◆ **Text block**

## begin

Written by on 22/07/2020

Boris Johnson is preparing to give the security services more powers to stop foreign interference in Britain under new laws to combat the threat of Russian spies.

The crackdown, suggested in the Intelligence and Security Committee (ISC) report which claimed the government “took its eye off the ball” over Russia, will include a “register of foreign agents”.

Sky News understands that the PM, who held talks on security with the US Secretary of State Mike Pompeo in Downing Street, is looking at whether additional powers are needed to meet threats to the UK.

The US has a Foreign Agents Registration Act, which forces individuals working on behalf of foreign governments, officials or political parties to register with the Department of Justice and file reports about their activities.

And Number 10 sources have told Sky News that the government is considering whether an Espionage Bill first proposed by Theresa May after the Salisbury poisonings in March 2018 should include these additional powers.

It is understood that the prime minister and senior colleagues believe a register would allow the security services to monitor agents from hostile states such as Russia or China much more closely.

The government is likely to be pressed on the plans when Labour’s shadow home secretary Nick Thomas-Symonds asks Home Secretary Priti Patel an urgent question on the Russia report during Prime Minister’s Questions.

Although the government dismissed the ISC report and claimed there was no need for a formal investigation on Russia, it includes a suggestion that a US-style register could prevent spies concealing their activities.

“One specific issue that a new Espionage Act might address is individuals acting on behalf of a foreign power and seeking to obfuscate this link,” the report recommends.

“The US, in 1938, introduced the US Foreign Agents Registration Act (FARA), which requires anyone other than accredited diplomats – including both US and non-US citizens – who represents the interests of foreign powers in a ‘political or quasi-political capacity’ to register with the Department of Justice, disclosing their relationship with the foreign government and information about related activities and finances.

“Additionally, US legislation requires agents, other than diplomats, performing non-political activities under the control of foreign governments or foreign officials, to notify the Attorney General (registration under FARA serves as the requisite notification).

“Anyone who should have registered but who has not done so can be prosecuted and, in the case of non-US citizens, deported. The UK has no equivalent legislation to FARA – which would clearly be valuable in countering Russian influence in the UK.”

## end

◆ **Entries**
## begin

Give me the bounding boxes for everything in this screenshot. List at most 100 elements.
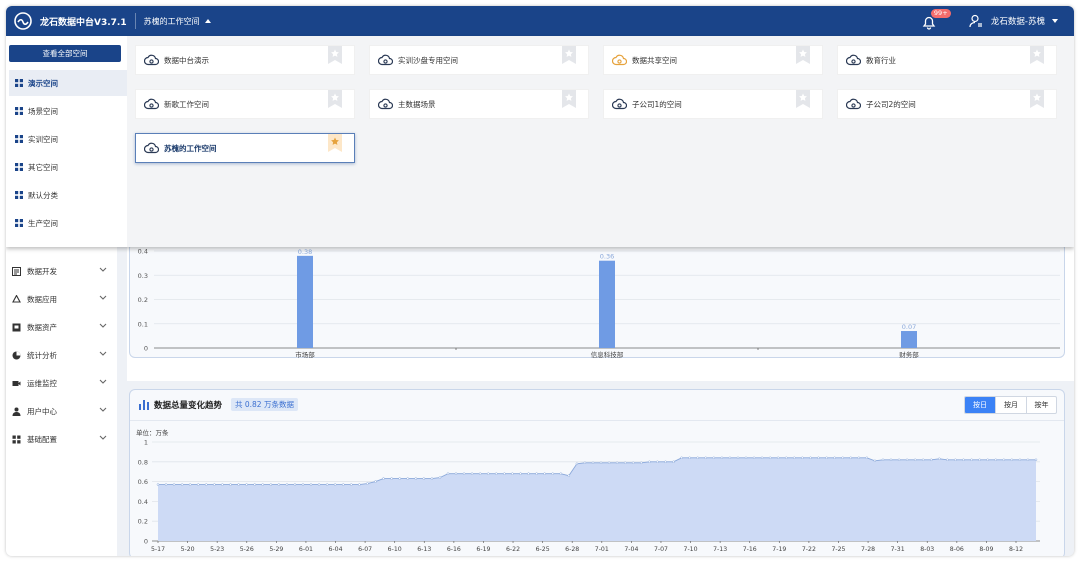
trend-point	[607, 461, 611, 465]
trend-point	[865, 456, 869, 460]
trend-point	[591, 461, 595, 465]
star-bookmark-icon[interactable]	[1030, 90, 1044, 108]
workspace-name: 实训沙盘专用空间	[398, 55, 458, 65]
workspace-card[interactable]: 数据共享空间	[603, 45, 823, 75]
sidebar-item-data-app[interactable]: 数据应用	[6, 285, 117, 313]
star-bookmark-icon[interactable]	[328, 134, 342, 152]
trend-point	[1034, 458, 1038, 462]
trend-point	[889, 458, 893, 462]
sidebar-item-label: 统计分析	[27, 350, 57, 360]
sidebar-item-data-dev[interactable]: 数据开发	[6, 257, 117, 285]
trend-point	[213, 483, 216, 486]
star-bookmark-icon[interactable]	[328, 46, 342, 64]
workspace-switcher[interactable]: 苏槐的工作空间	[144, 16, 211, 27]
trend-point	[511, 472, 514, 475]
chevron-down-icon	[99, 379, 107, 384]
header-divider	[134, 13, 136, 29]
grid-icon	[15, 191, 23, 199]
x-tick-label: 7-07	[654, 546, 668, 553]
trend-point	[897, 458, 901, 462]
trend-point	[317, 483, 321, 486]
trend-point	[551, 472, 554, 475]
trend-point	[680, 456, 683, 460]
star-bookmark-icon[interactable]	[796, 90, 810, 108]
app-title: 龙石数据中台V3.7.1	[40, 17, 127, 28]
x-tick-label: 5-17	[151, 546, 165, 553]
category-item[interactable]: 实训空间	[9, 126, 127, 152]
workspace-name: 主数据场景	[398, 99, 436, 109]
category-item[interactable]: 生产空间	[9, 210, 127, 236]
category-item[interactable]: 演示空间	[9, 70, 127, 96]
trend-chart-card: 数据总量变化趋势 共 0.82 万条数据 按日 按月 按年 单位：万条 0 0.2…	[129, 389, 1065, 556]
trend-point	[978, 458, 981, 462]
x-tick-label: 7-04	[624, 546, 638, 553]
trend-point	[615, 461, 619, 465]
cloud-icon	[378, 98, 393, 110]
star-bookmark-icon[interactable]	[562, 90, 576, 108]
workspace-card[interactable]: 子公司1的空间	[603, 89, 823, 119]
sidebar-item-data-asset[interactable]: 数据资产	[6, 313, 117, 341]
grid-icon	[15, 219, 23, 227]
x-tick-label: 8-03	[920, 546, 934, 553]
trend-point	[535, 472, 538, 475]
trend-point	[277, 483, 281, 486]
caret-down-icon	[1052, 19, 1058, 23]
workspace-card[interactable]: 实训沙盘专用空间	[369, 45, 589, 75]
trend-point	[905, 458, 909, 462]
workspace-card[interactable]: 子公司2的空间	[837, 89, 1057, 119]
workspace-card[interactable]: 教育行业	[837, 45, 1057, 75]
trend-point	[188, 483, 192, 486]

## end

Continue the news article above on the UK's proposed register of foreign agents, starting after its final sentence.

The UK government is now likely to push ahead with new counter-espionage legislation, aimed at making Britain a “harder environment for adversaries to operate in”. Those who fail to register could be jailed or deported.

The US law was originally introduced just before the Second World War to combat foreign agents disseminating fascist propaganda. It was revived by Robert Mueller during his investigation as US special counsel into Russian efforts to interfere in the 2016 presidential election and has since been used to charge prominent figures who have breached its terms.

The prime minister’s move to follow the US lead – and that of Australia, which has a similar law – comes amid growing concern in the intelligence community that Britain’s counter-terrorism laws are out of date.

The Russia report also includes evidence from former head of MI5 Sir Andrew Parker, who told the ISC that foreign agents were, in effect, able to operate with impunity in Britain because of outdated security laws.

He warned that under the present legislation foreign spies could not be prosecuted unless they were caught acquiring official secrets.

“Today it is not an offence in any sense to be a covert agent of the Russian intelligence services in the UK – just to be that, to be in covert contact, to be pursuing a brief – unless you acquire damaging secrets and give them to your masters,” he told the committee.

He said the Official Secrets Act, parts of which date back to the First World War, had become “dusty and largely ineffective”, adding: “We are left with something which makes it very hard to deal with some of the situations we are talking about today in the realm of the economic sphere, cyber, things that could be more to do with influence.”

The ISC report said that successive governments welcomed Russian oligarchs and money to Britain “with open arms”, making Russian influence in the UK a “new normal”.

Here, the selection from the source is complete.